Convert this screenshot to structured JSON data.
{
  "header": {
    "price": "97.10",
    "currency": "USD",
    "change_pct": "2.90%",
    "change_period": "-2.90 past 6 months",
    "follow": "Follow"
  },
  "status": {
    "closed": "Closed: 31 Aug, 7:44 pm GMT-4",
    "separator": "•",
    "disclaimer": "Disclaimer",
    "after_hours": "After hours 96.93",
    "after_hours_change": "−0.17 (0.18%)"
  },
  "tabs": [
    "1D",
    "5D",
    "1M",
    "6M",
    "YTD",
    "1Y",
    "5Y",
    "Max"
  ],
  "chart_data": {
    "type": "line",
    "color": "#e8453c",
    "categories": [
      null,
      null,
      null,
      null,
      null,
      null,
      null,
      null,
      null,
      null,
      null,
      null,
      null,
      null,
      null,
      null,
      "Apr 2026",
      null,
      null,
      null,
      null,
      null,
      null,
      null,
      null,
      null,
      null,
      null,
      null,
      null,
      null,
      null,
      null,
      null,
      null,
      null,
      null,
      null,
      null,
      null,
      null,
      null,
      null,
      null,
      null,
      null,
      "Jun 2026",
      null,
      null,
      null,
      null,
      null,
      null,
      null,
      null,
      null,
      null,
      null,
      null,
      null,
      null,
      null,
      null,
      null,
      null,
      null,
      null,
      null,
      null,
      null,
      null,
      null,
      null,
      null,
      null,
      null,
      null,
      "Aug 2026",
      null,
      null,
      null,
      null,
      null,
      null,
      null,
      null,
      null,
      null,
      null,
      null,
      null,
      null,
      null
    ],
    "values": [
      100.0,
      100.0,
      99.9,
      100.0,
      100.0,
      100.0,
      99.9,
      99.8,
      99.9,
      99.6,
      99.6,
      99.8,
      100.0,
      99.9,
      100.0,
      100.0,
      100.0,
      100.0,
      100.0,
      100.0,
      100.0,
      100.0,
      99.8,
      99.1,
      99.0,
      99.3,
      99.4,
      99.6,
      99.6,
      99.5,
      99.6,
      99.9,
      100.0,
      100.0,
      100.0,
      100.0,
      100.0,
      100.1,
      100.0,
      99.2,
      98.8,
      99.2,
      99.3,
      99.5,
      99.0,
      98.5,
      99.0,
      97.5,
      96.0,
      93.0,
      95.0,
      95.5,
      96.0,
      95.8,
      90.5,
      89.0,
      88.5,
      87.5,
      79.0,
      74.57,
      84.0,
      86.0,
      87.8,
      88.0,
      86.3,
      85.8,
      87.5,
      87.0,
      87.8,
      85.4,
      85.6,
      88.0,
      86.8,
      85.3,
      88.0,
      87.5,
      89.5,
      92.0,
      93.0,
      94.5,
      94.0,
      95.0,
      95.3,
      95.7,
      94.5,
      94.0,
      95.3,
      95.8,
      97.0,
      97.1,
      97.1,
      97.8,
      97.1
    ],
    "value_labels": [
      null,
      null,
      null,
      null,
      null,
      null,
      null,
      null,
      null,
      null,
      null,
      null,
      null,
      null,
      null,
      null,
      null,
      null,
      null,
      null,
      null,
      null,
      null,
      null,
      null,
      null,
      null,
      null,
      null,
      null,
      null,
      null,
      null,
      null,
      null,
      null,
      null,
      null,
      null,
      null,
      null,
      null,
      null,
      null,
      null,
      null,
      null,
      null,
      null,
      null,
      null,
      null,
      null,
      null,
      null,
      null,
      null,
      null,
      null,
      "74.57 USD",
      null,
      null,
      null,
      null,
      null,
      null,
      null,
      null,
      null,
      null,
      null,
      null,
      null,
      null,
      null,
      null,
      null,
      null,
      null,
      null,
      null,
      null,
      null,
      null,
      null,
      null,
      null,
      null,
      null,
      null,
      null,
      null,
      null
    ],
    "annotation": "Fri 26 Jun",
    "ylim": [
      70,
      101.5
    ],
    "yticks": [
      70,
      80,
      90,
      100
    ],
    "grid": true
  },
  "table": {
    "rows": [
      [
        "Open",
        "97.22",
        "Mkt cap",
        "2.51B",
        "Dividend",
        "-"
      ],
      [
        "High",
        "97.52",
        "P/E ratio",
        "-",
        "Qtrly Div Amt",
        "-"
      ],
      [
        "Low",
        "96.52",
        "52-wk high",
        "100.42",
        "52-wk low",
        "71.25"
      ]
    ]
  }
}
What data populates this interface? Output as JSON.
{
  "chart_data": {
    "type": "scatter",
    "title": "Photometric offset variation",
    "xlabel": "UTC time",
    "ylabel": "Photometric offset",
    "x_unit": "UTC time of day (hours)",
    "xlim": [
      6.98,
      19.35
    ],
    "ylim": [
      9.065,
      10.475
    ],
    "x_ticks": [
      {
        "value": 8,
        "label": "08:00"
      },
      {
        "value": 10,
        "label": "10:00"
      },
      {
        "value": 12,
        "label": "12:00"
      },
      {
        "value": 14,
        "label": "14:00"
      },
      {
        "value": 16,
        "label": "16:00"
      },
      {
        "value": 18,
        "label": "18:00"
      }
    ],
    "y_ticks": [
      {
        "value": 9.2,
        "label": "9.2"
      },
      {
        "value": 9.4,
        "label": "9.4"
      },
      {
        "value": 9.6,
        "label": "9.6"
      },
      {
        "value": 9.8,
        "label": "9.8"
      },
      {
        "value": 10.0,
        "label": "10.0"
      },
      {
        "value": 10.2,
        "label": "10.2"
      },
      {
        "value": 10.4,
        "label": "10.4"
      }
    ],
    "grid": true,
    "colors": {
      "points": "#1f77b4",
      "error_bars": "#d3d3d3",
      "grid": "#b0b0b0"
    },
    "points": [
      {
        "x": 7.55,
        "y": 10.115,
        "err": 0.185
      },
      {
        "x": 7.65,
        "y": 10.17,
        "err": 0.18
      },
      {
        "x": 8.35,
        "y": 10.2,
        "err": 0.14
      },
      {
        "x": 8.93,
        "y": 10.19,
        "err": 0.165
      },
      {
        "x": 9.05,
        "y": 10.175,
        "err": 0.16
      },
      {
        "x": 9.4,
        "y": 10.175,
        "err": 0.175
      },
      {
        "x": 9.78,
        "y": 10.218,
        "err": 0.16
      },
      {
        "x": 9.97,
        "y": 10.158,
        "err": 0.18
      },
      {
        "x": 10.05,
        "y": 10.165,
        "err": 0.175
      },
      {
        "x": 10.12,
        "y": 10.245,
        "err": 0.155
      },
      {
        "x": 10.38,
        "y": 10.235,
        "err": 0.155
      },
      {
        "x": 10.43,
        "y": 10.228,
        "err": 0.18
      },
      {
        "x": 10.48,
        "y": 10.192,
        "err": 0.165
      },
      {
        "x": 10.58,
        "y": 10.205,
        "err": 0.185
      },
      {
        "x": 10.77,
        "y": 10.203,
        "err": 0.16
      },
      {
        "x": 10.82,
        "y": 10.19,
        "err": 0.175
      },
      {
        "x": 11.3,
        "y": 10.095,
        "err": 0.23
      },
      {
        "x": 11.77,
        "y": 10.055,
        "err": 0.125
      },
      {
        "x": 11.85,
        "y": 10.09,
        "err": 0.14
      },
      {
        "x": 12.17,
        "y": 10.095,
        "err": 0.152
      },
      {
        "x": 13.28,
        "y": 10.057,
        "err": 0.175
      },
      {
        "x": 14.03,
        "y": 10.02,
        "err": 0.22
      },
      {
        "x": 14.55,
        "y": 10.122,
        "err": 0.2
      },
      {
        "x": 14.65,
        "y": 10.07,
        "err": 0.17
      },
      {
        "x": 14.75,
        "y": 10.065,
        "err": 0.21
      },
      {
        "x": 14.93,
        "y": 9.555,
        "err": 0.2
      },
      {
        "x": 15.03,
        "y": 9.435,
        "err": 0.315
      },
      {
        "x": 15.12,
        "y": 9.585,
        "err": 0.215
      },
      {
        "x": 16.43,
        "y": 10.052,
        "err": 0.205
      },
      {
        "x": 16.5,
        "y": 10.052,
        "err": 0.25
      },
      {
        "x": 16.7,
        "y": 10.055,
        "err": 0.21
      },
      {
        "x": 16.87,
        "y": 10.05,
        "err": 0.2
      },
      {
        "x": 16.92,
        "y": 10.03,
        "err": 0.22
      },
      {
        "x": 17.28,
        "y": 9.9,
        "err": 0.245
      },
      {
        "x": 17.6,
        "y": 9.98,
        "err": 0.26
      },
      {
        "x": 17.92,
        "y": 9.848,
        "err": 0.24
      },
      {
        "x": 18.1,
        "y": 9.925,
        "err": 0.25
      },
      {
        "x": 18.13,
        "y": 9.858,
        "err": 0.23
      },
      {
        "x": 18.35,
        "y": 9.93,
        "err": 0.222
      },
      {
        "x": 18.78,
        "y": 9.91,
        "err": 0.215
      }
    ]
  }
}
-------
> _Your instructions_:
Show every line that contains the word "time".

> _Result of the task_:
    "xlabel": "UTC time",
    "x_unit": "UTC time of day (hours)",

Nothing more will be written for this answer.